Set task:
Each line containing the word "Percent" needs to be copied.

··· Record list

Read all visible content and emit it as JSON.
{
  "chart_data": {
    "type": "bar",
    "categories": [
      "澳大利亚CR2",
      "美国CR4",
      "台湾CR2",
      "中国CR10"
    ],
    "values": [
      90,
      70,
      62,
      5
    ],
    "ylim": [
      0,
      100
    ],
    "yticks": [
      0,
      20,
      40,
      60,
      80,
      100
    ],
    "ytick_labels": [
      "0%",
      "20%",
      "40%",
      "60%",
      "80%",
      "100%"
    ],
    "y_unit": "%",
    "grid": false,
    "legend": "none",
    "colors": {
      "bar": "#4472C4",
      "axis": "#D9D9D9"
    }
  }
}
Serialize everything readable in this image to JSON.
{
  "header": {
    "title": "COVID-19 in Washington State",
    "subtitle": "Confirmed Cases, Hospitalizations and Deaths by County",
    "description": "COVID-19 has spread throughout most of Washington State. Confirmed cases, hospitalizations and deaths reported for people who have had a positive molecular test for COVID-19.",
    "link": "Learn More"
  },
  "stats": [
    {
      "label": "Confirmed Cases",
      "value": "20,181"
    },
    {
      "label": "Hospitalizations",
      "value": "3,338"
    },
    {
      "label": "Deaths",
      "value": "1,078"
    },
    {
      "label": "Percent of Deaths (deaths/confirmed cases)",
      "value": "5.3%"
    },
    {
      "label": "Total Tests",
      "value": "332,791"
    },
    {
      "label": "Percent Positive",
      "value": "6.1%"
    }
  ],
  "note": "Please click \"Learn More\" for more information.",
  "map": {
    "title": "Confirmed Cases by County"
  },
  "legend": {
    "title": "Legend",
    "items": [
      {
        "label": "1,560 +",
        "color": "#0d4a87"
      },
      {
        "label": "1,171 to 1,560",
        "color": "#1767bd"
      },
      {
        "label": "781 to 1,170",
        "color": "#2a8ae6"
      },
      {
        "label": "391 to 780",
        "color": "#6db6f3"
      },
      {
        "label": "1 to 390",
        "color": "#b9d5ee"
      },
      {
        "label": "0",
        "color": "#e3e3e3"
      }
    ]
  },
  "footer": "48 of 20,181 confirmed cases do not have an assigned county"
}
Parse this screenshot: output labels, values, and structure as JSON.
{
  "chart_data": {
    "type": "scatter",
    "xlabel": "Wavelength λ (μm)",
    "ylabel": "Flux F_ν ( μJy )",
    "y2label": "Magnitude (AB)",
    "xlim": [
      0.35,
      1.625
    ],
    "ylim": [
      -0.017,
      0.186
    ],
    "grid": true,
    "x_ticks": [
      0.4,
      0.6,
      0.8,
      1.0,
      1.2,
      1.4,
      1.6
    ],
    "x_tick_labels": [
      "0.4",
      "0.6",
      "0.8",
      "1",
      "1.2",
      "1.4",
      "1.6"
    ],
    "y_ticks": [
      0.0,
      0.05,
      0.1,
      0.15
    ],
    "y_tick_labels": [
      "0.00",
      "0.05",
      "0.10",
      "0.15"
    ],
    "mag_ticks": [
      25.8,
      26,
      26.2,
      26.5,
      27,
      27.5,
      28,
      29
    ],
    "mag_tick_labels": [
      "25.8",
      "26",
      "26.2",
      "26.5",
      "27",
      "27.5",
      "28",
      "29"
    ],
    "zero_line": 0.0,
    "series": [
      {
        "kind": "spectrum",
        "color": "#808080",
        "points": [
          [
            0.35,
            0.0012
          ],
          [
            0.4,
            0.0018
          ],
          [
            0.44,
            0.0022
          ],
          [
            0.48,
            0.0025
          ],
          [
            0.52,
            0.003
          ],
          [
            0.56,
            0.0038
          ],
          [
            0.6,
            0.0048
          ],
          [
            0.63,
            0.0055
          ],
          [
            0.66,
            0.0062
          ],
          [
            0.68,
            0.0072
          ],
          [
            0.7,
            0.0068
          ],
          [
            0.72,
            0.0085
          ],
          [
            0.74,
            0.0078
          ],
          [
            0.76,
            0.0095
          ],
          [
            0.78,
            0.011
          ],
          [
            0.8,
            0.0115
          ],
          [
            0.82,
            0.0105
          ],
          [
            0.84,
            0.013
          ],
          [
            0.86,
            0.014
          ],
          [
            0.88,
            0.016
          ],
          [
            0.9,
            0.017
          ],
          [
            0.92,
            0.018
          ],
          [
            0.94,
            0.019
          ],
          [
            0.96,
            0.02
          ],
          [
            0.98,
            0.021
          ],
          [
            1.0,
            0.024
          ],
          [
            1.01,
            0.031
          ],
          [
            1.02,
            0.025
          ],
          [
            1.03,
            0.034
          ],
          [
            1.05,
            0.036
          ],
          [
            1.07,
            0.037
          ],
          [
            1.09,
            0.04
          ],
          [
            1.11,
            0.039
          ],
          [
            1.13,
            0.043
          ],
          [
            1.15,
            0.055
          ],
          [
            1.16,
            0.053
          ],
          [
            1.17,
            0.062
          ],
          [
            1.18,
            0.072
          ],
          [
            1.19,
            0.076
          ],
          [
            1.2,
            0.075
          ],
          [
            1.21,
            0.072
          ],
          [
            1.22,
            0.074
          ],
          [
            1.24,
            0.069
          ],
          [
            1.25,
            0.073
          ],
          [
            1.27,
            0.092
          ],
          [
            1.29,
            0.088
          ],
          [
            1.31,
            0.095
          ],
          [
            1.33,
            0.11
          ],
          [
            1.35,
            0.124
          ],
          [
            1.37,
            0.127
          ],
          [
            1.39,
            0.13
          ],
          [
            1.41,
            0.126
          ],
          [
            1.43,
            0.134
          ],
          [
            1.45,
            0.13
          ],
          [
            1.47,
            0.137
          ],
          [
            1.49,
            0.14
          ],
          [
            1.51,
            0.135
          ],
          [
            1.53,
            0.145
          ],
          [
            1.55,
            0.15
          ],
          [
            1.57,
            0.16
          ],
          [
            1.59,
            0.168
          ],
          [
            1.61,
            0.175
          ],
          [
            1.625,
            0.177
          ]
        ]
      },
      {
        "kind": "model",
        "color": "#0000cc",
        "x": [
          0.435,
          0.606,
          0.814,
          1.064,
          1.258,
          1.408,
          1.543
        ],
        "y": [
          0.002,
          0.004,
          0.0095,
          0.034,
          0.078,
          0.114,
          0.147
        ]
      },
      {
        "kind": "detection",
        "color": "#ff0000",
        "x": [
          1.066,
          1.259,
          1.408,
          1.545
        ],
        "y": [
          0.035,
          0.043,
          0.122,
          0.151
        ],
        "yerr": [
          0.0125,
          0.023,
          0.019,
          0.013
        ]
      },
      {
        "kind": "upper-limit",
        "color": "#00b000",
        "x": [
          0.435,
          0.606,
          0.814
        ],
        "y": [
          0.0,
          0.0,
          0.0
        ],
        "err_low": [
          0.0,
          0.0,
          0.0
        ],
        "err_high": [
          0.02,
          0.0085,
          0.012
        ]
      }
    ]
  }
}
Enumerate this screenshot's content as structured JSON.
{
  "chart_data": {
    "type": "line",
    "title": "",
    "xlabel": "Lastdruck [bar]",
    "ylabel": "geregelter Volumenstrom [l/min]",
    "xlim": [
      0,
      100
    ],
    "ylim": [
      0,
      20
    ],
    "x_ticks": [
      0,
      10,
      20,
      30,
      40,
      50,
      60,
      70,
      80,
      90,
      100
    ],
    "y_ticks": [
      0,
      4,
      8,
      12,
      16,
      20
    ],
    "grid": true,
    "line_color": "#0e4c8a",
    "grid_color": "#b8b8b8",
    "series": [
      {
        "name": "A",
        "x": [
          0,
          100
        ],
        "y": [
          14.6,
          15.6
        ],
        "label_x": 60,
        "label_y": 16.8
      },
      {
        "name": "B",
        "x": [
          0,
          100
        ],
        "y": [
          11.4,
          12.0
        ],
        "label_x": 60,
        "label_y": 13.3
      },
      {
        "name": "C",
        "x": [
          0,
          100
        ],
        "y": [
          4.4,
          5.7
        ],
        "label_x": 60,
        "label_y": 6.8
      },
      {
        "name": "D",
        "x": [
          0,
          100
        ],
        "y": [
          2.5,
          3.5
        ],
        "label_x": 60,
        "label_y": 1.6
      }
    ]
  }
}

······

Output for this exercise:
      "label": "Percent of Deaths (deaths/confirmed cases)",
      "label": "Percent Positive",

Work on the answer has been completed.